**SET TASK**
All of the records below need to be copied exactly.

Rows from a dataset:
────────────────────
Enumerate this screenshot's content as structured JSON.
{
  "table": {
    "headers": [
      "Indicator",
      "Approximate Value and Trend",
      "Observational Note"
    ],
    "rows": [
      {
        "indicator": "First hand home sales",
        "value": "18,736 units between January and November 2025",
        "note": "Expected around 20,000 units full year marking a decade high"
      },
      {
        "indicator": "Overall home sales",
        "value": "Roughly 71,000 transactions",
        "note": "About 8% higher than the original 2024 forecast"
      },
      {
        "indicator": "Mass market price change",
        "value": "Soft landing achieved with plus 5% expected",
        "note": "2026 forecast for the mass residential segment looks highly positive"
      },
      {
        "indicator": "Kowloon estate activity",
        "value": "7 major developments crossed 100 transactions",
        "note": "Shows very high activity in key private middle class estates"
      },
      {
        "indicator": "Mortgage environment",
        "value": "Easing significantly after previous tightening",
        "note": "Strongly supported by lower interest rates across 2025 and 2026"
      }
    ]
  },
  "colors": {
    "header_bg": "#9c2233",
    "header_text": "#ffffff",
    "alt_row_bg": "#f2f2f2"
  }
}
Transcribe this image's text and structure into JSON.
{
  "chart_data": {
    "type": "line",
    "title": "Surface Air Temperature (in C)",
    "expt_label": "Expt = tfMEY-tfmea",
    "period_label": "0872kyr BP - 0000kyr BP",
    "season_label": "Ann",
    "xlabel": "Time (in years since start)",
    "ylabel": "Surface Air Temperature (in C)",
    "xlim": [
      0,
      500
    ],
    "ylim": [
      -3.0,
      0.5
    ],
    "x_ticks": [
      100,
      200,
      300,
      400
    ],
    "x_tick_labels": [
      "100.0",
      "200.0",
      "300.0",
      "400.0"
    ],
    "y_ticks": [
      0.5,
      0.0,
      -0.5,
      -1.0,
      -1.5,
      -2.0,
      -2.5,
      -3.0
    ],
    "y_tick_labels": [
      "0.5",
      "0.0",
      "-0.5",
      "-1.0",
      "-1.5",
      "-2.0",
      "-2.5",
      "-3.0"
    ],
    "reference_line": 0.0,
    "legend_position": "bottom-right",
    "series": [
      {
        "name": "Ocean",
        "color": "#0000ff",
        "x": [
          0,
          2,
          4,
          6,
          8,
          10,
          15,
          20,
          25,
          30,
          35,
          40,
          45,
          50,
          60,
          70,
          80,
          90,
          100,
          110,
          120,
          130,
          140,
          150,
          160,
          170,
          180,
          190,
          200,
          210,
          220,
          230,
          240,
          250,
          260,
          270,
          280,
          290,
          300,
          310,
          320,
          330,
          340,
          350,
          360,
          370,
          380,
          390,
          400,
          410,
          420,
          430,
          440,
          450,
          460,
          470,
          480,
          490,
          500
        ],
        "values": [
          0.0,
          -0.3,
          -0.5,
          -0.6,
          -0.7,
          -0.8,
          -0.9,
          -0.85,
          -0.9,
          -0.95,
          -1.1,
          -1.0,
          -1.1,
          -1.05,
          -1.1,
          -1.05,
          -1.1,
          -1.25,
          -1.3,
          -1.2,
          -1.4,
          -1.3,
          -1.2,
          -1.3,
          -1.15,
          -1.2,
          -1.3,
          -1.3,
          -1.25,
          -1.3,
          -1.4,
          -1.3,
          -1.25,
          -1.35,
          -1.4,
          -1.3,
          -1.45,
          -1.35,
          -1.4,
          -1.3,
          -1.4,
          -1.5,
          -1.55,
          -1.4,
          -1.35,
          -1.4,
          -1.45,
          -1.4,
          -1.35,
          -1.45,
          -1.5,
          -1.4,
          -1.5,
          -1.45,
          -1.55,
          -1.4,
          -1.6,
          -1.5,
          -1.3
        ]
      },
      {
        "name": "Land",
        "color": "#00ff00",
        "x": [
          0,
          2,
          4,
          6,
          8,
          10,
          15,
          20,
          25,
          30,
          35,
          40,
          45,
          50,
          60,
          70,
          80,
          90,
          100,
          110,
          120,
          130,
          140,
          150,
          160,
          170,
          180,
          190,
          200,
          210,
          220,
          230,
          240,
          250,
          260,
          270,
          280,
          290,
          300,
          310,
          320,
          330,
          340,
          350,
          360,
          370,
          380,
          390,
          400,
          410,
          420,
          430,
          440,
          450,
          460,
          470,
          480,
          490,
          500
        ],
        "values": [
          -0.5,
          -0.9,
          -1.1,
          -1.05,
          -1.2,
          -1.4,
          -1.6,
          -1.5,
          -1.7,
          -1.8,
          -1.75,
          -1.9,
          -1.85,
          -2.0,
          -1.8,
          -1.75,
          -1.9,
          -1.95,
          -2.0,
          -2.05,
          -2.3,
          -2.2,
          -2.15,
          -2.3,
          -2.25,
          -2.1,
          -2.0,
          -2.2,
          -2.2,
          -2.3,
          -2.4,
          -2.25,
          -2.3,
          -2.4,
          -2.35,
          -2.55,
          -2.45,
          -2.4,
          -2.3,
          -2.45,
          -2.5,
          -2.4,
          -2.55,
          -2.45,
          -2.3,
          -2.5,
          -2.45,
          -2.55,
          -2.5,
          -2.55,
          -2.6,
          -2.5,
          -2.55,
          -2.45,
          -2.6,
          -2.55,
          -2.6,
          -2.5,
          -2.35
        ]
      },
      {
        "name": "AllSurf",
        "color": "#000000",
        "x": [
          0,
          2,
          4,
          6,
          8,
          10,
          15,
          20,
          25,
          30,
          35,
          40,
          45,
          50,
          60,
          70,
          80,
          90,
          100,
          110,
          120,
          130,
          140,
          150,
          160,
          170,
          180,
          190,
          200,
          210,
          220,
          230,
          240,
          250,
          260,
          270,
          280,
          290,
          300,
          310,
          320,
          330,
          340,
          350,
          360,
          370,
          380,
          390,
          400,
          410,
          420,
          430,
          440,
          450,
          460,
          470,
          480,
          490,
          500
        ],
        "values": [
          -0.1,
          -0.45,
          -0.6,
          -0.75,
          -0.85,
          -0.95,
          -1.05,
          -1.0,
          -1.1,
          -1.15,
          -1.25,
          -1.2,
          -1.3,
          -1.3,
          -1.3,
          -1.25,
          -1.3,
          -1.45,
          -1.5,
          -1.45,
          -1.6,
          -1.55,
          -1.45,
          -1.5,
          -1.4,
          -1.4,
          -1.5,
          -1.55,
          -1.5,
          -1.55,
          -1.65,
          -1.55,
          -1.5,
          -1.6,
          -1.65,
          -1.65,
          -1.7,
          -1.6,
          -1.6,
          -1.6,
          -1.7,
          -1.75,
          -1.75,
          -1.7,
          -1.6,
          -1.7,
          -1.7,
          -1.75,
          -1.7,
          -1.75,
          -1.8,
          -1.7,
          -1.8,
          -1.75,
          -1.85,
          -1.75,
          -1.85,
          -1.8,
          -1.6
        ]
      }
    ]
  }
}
────────────────────
**RESPONSE**
Enumerate this screenshot's content as structured JSON.
{
  "table": {
    "headers": [
      "Indicator",
      "Approximate Value and Trend",
      "Observational Note"
    ],
    "rows": [
      {
        "indicator": "First hand home sales",
        "value": "18,736 units between January and November 2025",
        "note": "Expected around 20,000 units full year marking a decade high"
      },
      {
        "indicator": "Overall home sales",
        "value": "Roughly 71,000 transactions",
        "note": "About 8% higher than the original 2024 forecast"
      },
      {
        "indicator": "Mass market price change",
        "value": "Soft landing achieved with plus 5% expected",
        "note": "2026 forecast for the mass residential segment looks highly positive"
      },
      {
        "indicator": "Kowloon estate activity",
        "value": "7 major developments crossed 100 transactions",
        "note": "Shows very high activity in key private middle class estates"
      },
      {
        "indicator": "Mortgage environment",
        "value": "Easing significantly after previous tightening",
        "note": "Strongly supported by lower interest rates across 2025 and 2026"
      }
    ]
  },
  "colors": {
    "header_bg": "#9c2233",
    "header_text": "#ffffff",
    "alt_row_bg": "#f2f2f2"
  }
}
Transcribe this image's text and structure into JSON.
{
  "chart_data": {
    "type": "line",
    "title": "Surface Air Temperature (in C)",
    "expt_label": "Expt = tfMEY-tfmea",
    "period_label": "0872kyr BP - 0000kyr BP",
    "season_label": "Ann",
    "xlabel": "Time (in years since start)",
    "ylabel": "Surface Air Temperature (in C)",
    "xlim": [
      0,
      500
    ],
    "ylim": [
      -3.0,
      0.5
    ],
    "x_ticks": [
      100,
      200,
      300,
      400
    ],
    "x_tick_labels": [
      "100.0",
      "200.0",
      "300.0",
      "400.0"
    ],
    "y_ticks": [
      0.5,
      0.0,
      -0.5,
      -1.0,
      -1.5,
      -2.0,
      -2.5,
      -3.0
    ],
    "y_tick_labels": [
      "0.5",
      "0.0",
      "-0.5",
      "-1.0",
      "-1.5",
      "-2.0",
      "-2.5",
      "-3.0"
    ],
    "reference_line": 0.0,
    "legend_position": "bottom-right",
    "series": [
      {
        "name": "Ocean",
        "color": "#0000ff",
        "x": [
          0,
          2,
          4,
          6,
          8,
          10,
          15,
          20,
          25,
          30,
          35,
          40,
          45,
          50,
          60,
          70,
          80,
          90,
          100,
          110,
          120,
          130,
          140,
          150,
          160,
          170,
          180,
          190,
          200,
          210,
          220,
          230,
          240,
          250,
          260,
          270,
          280,
          290,
          300,
          310,
          320,
          330,
          340,
          350,
          360,
          370,
          380,
          390,
          400,
          410,
          420,
          430,
          440,
          450,
          460,
          470,
          480,
          490,
          500
        ],
        "values": [
          0.0,
          -0.3,
          -0.5,
          -0.6,
          -0.7,
          -0.8,
          -0.9,
          -0.85,
          -0.9,
          -0.95,
          -1.1,
          -1.0,
          -1.1,
          -1.05,
          -1.1,
          -1.05,
          -1.1,
          -1.25,
          -1.3,
          -1.2,
          -1.4,
          -1.3,
          -1.2,
          -1.3,
          -1.15,
          -1.2,
          -1.3,
          -1.3,
          -1.25,
          -1.3,
          -1.4,
          -1.3,
          -1.25,
          -1.35,
          -1.4,
          -1.3,
          -1.45,
          -1.35,
          -1.4,
          -1.3,
          -1.4,
          -1.5,
          -1.55,
          -1.4,
          -1.35,
          -1.4,
          -1.45,
          -1.4,
          -1.35,
          -1.45,
          -1.5,
          -1.4,
          -1.5,
          -1.45,
          -1.55,
          -1.4,
          -1.6,
          -1.5,
          -1.3
        ]
      },
      {
        "name": "Land",
        "color": "#00ff00",
        "x": [
          0,
          2,
          4,
          6,
          8,
          10,
          15,
          20,
          25,
          30,
          35,
          40,
          45,
          50,
          60,
          70,
          80,
          90,
          100,
          110,
          120,
          130,
          140,
          150,
          160,
          170,
          180,
          190,
          200,
          210,
          220,
          230,
          240,
          250,
          260,
          270,
          280,
          290,
          300,
          310,
          320,
          330,
          340,
          350,
          360,
          370,
          380,
          390,
          400,
          410,
          420,
          430,
          440,
          450,
          460,
          470,
          480,
          490,
          500
        ],
        "values": [
          -0.5,
          -0.9,
          -1.1,
          -1.05,
          -1.2,
          -1.4,
          -1.6,
          -1.5,
          -1.7,
          -1.8,
          -1.75,
          -1.9,
          -1.85,
          -2.0,
          -1.8,
          -1.75,
          -1.9,
          -1.95,
          -2.0,
          -2.05,
          -2.3,
          -2.2,
          -2.15,
          -2.3,
          -2.25,
          -2.1,
          -2.0,
          -2.2,
          -2.2,
          -2.3,
          -2.4,
          -2.25,
          -2.3,
          -2.4,
          -2.35,
          -2.55,
          -2.45,
          -2.4,
          -2.3,
          -2.45,
          -2.5,
          -2.4,
          -2.55,
          -2.45,
          -2.3,
          -2.5,
          -2.45,
          -2.55,
          -2.5,
          -2.55,
          -2.6,
          -2.5,
          -2.55,
          -2.45,
          -2.6,
          -2.55,
          -2.6,
          -2.5,
          -2.35
        ]
      },
      {
        "name": "AllSurf",
        "color": "#000000",
        "x": [
          0,
          2,
          4,
          6,
          8,
          10,
          15,
          20,
          25,
          30,
          35,
          40,
          45,
          50,
          60,
          70,
          80,
          90,
          100,
          110,
          120,
          130,
          140,
          150,
          160,
          170,
          180,
          190,
          200,
          210,
          220,
          230,
          240,
          250,
          260,
          270,
          280,
          290,
          300,
          310,
          320,
          330,
          340,
          350,
          360,
          370,
          380,
          390,
          400,
          410,
          420,
          430,
          440,
          450,
          460,
          470,
          480,
          490,
          500
        ],
        "values": [
          -0.1,
          -0.45,
          -0.6,
          -0.75,
          -0.85,
          -0.95,
          -1.05,
          -1.0,
          -1.1,
          -1.15,
          -1.25,
          -1.2,
          -1.3,
          -1.3,
          -1.3,
          -1.25,
          -1.3,
          -1.45,
          -1.5,
          -1.45,
          -1.6,
          -1.55,
          -1.45,
          -1.5,
          -1.4,
          -1.4,
          -1.5,
          -1.55,
          -1.5,
          -1.55,
          -1.65,
          -1.55,
          -1.5,
          -1.6,
          -1.65,
          -1.65,
          -1.7,
          -1.6,
          -1.6,
          -1.6,
          -1.7,
          -1.75,
          -1.75,
          -1.7,
          -1.6,
          -1.7,
          -1.7,
          -1.75,
          -1.7,
          -1.75,
          -1.8,
          -1.7,
          -1.8,
          -1.75,
          -1.85,
          -1.75,
          -1.85,
          -1.8,
          -1.6
        ]
      }
    ]
  }
}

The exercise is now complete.